**Data supplied:**

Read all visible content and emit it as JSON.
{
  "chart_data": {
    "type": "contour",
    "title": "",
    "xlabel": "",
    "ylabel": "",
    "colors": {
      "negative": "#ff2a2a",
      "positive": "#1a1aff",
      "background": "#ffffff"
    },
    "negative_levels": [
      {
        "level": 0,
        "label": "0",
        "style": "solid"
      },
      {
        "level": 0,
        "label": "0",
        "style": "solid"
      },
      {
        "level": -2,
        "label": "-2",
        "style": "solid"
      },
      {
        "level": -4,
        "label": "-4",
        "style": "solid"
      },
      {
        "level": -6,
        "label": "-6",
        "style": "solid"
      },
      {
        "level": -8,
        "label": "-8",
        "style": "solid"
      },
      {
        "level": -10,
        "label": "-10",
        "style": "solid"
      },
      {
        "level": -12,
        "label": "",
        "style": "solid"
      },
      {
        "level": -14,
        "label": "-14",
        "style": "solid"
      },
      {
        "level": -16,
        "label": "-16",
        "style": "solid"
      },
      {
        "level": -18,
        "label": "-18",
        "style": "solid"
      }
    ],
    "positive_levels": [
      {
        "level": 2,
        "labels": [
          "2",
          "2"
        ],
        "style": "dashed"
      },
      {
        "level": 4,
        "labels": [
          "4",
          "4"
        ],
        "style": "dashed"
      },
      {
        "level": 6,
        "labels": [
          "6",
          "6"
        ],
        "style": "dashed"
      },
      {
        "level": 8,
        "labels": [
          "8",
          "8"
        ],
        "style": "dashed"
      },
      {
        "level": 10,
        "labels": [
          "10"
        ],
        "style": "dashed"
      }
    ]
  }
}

**Given instruction:**
Extract the listing in its entirety, matching it exactly.

**Written answer:**
Read all visible content and emit it as JSON.
{
  "chart_data": {
    "type": "contour",
    "title": "",
    "xlabel": "",
    "ylabel": "",
    "colors": {
      "negative": "#ff2a2a",
      "positive": "#1a1aff",
      "background": "#ffffff"
    },
    "negative_levels": [
      {
        "level": 0,
        "label": "0",
        "style": "solid"
      },
      {
        "level": 0,
        "label": "0",
        "style": "solid"
      },
      {
        "level": -2,
        "label": "-2",
        "style": "solid"
      },
      {
        "level": -4,
        "label": "-4",
        "style": "solid"
      },
      {
        "level": -6,
        "label": "-6",
        "style": "solid"
      },
      {
        "level": -8,
        "label": "-8",
        "style": "solid"
      },
      {
        "level": -10,
        "label": "-10",
        "style": "solid"
      },
      {
        "level": -12,
        "label": "",
        "style": "solid"
      },
      {
        "level": -14,
        "label": "-14",
        "style": "solid"
      },
      {
        "level": -16,
        "label": "-16",
        "style": "solid"
      },
      {
        "level": -18,
        "label": "-18",
        "style": "solid"
      }
    ],
    "positive_levels": [
      {
        "level": 2,
        "labels": [
          "2",
          "2"
        ],
        "style": "dashed"
      },
      {
        "level": 4,
        "labels": [
          "4",
          "4"
        ],
        "style": "dashed"
      },
      {
        "level": 6,
        "labels": [
          "6",
          "6"
        ],
        "style": "dashed"
      },
      {
        "level": 8,
        "labels": [
          "8",
          "8"
        ],
        "style": "dashed"
      },
      {
        "level": 10,
        "labels": [
          "10"
        ],
        "style": "dashed"
      }
    ]
  }
}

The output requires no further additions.